━━━ Provided data

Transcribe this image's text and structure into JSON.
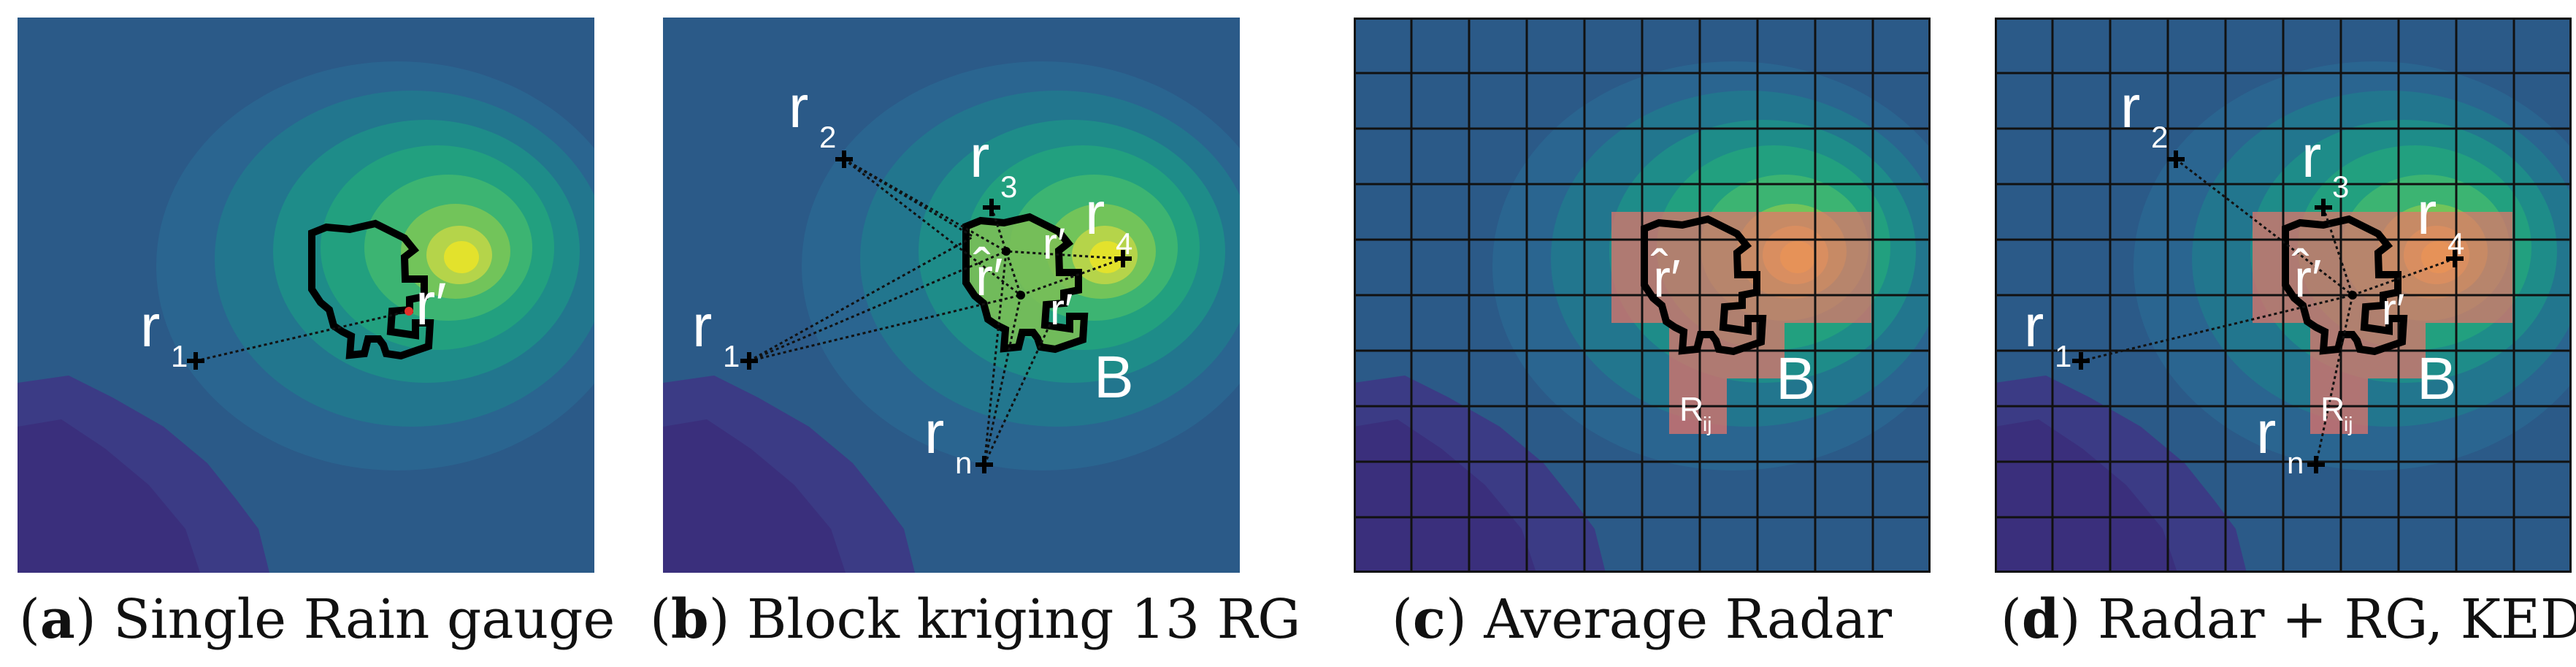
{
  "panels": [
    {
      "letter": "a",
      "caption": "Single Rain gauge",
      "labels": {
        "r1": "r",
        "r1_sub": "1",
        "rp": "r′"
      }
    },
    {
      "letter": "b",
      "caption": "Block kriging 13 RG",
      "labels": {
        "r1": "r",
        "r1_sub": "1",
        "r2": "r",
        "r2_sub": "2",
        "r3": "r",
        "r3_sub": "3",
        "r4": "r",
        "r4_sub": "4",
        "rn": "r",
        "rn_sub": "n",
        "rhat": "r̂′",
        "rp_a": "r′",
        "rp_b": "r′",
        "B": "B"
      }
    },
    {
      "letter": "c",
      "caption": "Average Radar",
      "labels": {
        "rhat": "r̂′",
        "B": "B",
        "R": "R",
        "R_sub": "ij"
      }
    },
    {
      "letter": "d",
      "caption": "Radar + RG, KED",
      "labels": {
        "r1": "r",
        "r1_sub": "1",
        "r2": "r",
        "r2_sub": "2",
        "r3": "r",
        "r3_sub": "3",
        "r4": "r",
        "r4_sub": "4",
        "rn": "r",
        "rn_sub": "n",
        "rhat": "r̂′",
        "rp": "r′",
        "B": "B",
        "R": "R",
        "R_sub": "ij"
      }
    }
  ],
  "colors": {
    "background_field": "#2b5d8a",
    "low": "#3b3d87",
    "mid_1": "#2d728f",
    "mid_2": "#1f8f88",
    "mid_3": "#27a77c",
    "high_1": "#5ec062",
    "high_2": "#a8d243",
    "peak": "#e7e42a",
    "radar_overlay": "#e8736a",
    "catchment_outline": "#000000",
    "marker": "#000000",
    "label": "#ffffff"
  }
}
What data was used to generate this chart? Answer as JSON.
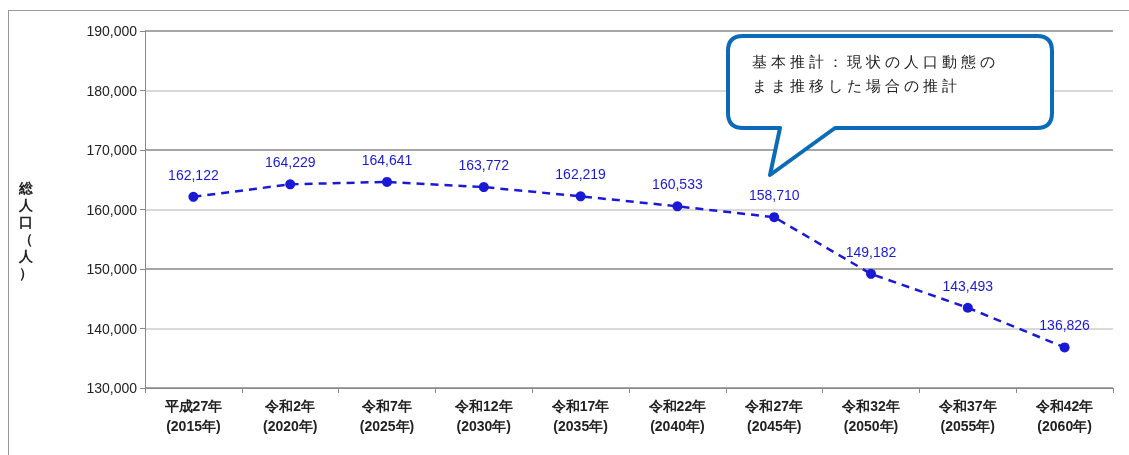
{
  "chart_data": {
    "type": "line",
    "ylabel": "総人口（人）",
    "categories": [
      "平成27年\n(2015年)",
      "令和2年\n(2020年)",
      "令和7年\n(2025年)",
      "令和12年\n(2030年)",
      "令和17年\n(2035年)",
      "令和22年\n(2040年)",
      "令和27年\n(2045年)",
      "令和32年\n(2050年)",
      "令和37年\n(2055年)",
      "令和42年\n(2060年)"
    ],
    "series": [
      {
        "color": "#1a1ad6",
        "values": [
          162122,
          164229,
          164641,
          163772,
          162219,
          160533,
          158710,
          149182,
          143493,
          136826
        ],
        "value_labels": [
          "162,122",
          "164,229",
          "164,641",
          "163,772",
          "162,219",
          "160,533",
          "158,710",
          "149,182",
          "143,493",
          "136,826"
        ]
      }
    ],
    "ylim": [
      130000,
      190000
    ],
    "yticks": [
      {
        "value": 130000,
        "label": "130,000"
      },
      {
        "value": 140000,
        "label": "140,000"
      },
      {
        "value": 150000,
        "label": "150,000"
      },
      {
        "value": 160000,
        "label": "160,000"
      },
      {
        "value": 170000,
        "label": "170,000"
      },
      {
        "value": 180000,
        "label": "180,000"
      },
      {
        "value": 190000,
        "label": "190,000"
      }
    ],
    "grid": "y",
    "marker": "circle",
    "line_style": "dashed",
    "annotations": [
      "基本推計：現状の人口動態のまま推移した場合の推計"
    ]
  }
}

━━━━━━
━━━ Provided data

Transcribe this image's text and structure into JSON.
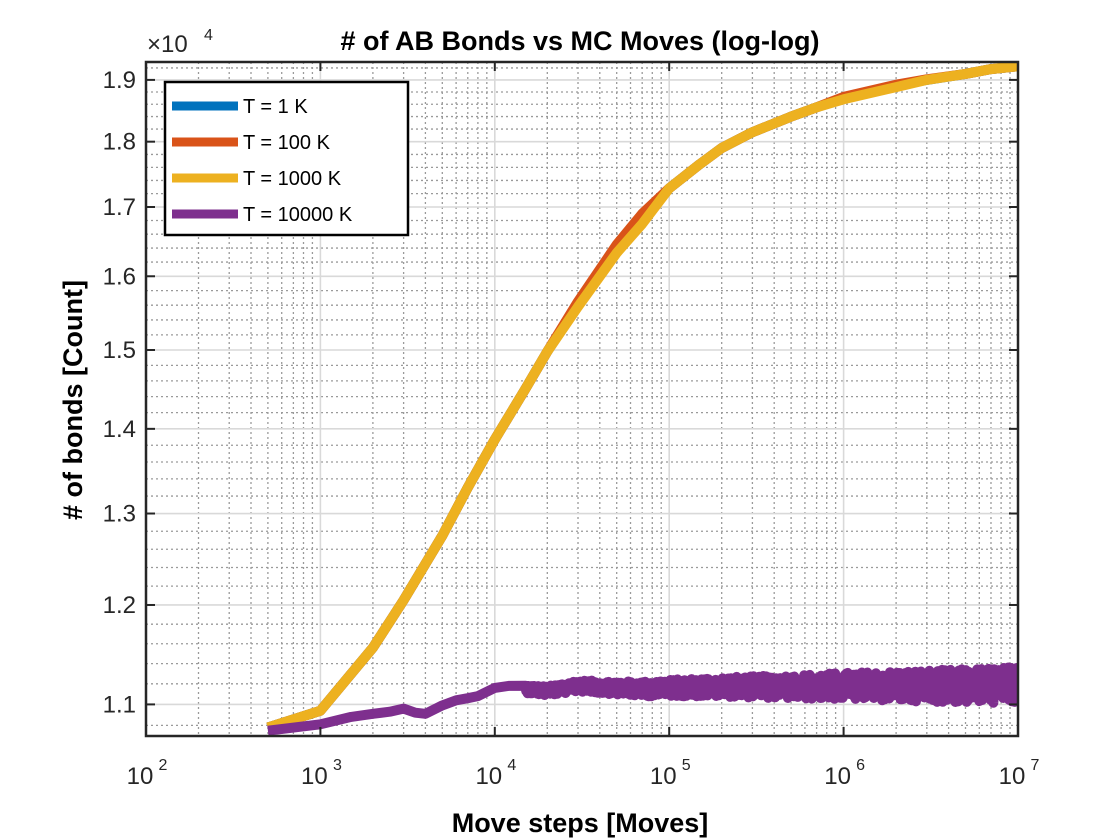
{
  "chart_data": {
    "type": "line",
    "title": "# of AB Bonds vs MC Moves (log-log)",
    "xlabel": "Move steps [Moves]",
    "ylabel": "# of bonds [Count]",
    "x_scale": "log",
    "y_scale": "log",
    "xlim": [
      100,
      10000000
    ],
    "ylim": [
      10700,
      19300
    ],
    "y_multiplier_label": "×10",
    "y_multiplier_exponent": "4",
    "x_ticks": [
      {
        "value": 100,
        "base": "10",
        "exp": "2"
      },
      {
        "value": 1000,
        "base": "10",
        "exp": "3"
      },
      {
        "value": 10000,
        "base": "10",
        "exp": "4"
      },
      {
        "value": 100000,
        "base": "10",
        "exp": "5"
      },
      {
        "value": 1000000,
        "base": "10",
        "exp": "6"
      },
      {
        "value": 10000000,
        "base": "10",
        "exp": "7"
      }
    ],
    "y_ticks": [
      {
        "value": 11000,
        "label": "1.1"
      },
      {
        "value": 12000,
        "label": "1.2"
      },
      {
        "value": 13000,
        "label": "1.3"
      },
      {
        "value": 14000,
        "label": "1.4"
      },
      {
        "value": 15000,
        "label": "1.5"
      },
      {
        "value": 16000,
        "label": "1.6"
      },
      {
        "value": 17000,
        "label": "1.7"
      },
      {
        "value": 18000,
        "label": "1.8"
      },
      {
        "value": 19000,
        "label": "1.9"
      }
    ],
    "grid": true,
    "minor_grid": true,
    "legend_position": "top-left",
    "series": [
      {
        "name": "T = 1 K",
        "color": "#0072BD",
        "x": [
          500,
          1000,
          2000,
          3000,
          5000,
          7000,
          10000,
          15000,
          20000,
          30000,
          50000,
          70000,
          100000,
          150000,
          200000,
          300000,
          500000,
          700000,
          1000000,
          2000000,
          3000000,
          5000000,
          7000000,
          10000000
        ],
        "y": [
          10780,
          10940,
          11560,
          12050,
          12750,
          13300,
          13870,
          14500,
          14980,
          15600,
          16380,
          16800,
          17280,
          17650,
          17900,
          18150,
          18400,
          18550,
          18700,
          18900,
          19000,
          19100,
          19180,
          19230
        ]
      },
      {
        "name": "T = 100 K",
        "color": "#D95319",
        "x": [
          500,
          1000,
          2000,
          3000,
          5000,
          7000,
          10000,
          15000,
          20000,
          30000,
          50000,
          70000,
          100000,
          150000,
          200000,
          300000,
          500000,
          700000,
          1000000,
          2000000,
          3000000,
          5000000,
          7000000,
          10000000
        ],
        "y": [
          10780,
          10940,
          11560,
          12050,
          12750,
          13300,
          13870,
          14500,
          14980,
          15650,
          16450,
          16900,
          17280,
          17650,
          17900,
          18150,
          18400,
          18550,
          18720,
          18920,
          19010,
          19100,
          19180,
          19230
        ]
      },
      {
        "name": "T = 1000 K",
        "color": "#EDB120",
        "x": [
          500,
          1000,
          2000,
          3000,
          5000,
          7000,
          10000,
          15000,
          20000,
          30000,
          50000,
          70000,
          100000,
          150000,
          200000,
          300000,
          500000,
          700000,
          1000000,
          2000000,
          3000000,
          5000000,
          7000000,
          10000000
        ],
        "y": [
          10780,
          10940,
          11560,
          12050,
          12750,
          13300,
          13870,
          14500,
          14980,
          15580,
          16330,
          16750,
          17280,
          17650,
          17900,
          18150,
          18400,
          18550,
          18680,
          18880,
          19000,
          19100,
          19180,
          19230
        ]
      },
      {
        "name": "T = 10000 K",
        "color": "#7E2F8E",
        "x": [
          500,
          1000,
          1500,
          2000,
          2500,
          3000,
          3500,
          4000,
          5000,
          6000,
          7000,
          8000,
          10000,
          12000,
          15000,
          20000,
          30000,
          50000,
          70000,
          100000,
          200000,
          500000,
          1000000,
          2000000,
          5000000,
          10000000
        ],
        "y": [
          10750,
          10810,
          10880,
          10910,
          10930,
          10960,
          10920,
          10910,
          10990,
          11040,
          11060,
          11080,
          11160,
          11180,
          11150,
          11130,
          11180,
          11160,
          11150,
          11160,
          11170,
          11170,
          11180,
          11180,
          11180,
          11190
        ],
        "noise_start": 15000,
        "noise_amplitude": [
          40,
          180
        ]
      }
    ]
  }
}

━━━━━━
━━━ Provided data

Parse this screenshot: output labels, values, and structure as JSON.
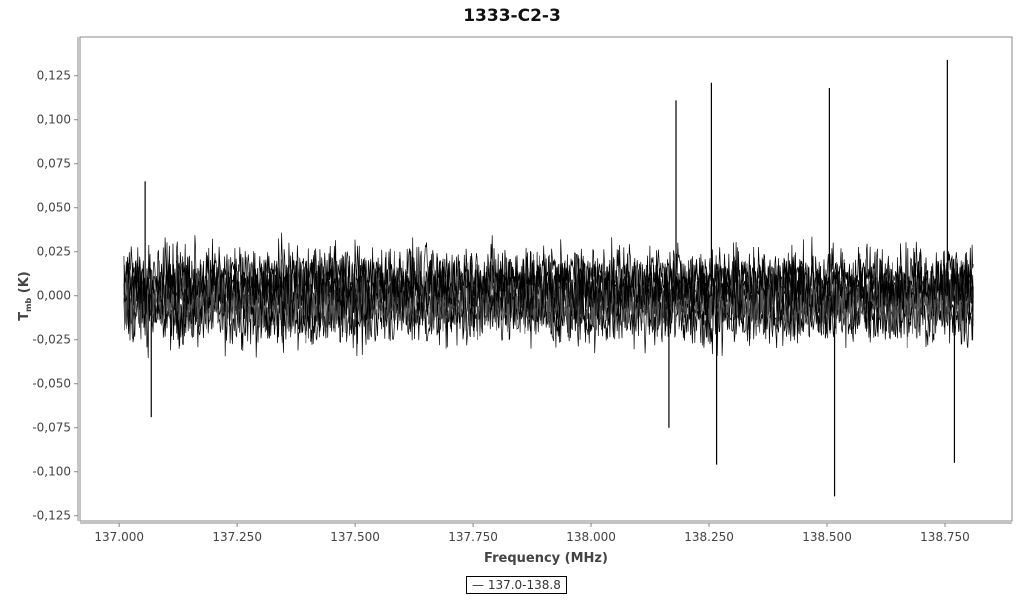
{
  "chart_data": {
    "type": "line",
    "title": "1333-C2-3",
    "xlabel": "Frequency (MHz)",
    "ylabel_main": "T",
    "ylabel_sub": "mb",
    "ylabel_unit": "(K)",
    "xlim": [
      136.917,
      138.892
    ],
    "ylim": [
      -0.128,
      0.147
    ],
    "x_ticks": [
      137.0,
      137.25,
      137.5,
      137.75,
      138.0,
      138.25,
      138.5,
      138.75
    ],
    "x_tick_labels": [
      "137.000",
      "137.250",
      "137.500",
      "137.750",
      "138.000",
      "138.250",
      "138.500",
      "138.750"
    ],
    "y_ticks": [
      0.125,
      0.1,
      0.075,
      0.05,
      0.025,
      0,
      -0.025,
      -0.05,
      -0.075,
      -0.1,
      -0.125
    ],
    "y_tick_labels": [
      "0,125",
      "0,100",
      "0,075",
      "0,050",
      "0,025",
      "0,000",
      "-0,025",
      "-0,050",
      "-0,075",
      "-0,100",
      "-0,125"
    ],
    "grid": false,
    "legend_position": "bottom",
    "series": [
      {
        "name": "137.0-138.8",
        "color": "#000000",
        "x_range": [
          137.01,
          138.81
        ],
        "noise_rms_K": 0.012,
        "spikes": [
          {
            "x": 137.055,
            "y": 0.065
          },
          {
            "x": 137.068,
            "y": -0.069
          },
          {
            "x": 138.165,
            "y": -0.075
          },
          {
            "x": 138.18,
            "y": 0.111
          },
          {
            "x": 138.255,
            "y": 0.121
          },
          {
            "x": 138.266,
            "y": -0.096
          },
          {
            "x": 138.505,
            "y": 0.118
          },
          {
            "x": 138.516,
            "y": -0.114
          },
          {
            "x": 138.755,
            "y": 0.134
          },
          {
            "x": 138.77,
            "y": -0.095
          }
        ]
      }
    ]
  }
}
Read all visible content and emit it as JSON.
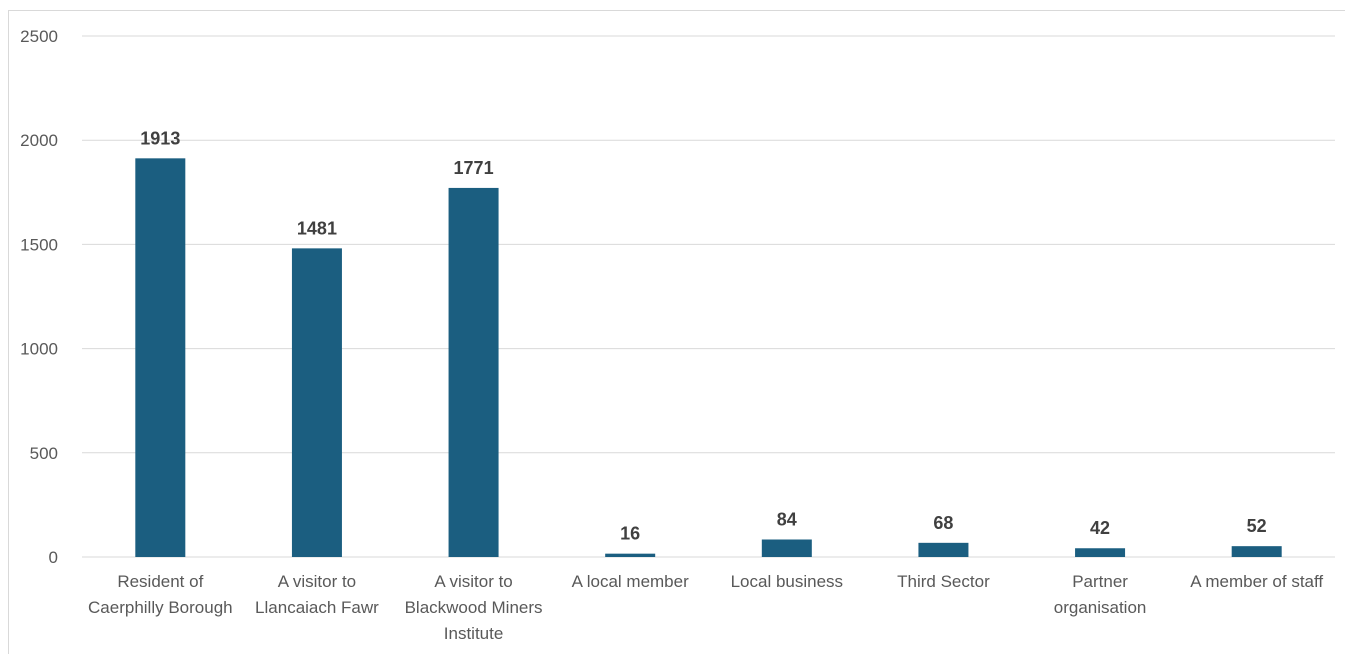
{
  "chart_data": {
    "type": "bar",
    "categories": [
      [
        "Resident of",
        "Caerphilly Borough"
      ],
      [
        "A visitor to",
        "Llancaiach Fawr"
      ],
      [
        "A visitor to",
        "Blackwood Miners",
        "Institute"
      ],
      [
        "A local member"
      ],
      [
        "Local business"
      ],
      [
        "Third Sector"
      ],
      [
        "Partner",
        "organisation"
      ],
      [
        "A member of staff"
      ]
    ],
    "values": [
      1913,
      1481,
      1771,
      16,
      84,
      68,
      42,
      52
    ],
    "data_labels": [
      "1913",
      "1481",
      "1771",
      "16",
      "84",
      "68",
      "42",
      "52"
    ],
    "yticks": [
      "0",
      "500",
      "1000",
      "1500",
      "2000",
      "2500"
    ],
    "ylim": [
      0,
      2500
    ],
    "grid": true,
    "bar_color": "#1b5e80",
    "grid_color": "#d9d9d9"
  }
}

━━━━━━

* [Exercise prompt]: Which lines include the word "JSON"? Copy every one of them.

* [Solution]:
Transcribe this image's text and structure into JSON.
What data was used to generate this chart? Answer as JSON.
Transcribe this image's text and structure into JSON.
Parse this screenshot: output labels, values, and structure as JSON.
Read all visible content and emit it as JSON.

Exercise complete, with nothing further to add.